• [TEXT PASSAGE]:
Even fast‑moving AI startups are breaking speed records. Sweden’s Lovable, an “AI vibe‑coding” upstart, vaulted to a valuation near $2 billion with a $200 million Series A less than a year after launch—an illustration of how generative AI tools that shorten the distance from idea to shipped software are attracting outsized rounds.
Health and biotech add heft
Biotech and preventative health are back in fashion, buoyed by clinical data and commercial momentum. Isomorphic Labs, the AI‑driven drug discovery company spun out of DeepMind, secured $600 million in its first external raise, putting it squarely in unicorn territory as it advances partnerships and pipelines.
Verdiva Bio joined the club with a $410 million Series A to develop oral GLP‑1 therapies—an area where demand signals from obesity and metabolic care are unmistakable. On the preventative side, Neko Health, co‑founded by Daniel Ek, reached a $1.8 billion valuation after a $260 million Series B to scale full‑body scanning clinics and invest in R&D. The unifying thesis: healthcare platforms that either compress time to therapy or detect disease earlier are commanding premium valuations.
Frontier compute, energy and space broaden the mix
Europe’s deep tech bench is also minting unicorns. Finland’s IQM crossed the threshold after raising more than $300 million to advance quantum computers and a cloud platform tapping its hardware. France’s Zama hit a billion‑plus valuation while advancing homomorphic encryption—crucial for privacy‑preserving AI that can compute on encrypted data.

• [ACTION ITEM A]: In the passage on new unicorn startups, how large was the Series B that brought Neko Health to a $1.8 billion valuation?
• [ACTION ITEM B]: Reproduce the passage on new unicorn startups from "Health and biotech" up to and including "partnerships and pipelines.".
• [ACTION ITEM C]: Carry on the passage on new unicorn startups past its last sentence.

• [EXTRACTED ENTRIES]:
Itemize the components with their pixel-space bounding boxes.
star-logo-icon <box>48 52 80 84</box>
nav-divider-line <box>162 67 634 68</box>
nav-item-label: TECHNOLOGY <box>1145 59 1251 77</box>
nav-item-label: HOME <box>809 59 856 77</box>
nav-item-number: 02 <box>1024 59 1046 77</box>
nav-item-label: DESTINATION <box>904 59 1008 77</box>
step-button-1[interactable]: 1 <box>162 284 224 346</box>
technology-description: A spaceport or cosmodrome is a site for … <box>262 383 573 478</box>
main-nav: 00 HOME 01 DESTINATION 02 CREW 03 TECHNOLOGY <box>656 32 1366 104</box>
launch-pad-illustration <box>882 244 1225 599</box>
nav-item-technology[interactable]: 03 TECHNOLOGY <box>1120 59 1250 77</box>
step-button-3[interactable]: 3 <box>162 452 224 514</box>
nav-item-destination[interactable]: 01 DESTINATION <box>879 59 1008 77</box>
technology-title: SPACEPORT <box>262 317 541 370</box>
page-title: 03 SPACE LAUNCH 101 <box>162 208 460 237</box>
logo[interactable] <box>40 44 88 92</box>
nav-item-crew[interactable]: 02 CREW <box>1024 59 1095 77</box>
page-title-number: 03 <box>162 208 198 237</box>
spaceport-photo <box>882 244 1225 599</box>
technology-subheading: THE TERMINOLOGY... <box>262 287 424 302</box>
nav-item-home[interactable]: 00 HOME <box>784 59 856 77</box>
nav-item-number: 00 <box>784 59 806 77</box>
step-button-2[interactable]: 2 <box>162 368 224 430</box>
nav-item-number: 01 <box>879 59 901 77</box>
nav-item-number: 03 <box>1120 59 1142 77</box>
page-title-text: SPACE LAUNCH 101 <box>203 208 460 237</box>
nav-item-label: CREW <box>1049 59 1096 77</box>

• [REPLY A]: $260 million

• [REPLY B]:
Health and biotech add heft
Biotech and preventative health are back in fashion, buoyed by clinical data and commercial momentum. Isomorphic Labs, the AI‑driven drug discovery company spun out of DeepMind, secured $600 million in its first external raise, putting it squarely in unicorn territory as it advances partnerships and pipelines.

• [REPLY C]:
In climate and energy, UK‑based Fuse Energy reportedly cleared a $1 billion valuation as it builds a next‑gen renewable platform. Meanwhile, Germany’s Isar Aerospace became a unicorn with a €150 million convertible from Eldridge, underscoring growing investor comfort with capital‑intensive launch providers that demonstrate technical milestones and commercial cadence.
The cohort even includes consumer‑adjacent and design‑centric wins. Framer reached a $2 billion valuation with a $100 million Series D to double down on enterprise and AI‑assisted no‑code tooling, and Mubi entered the club with a $100 million round, evolving from curated streaming into production and distribution.
The funding picture behind the headlines
According to Atomico’s State of European Tech and data from Dealroom and PitchBook, late‑stage activity fell sharply last year but has stabilized, with a higher share of rounds led or joined by deep‑pocketed global funds alongside Europe’s top tier. Notably, several unicorn‑making raises in this cohort were sub‑$200 million—suggesting valuations are being set more by traction and quality of revenue than by sheer check size.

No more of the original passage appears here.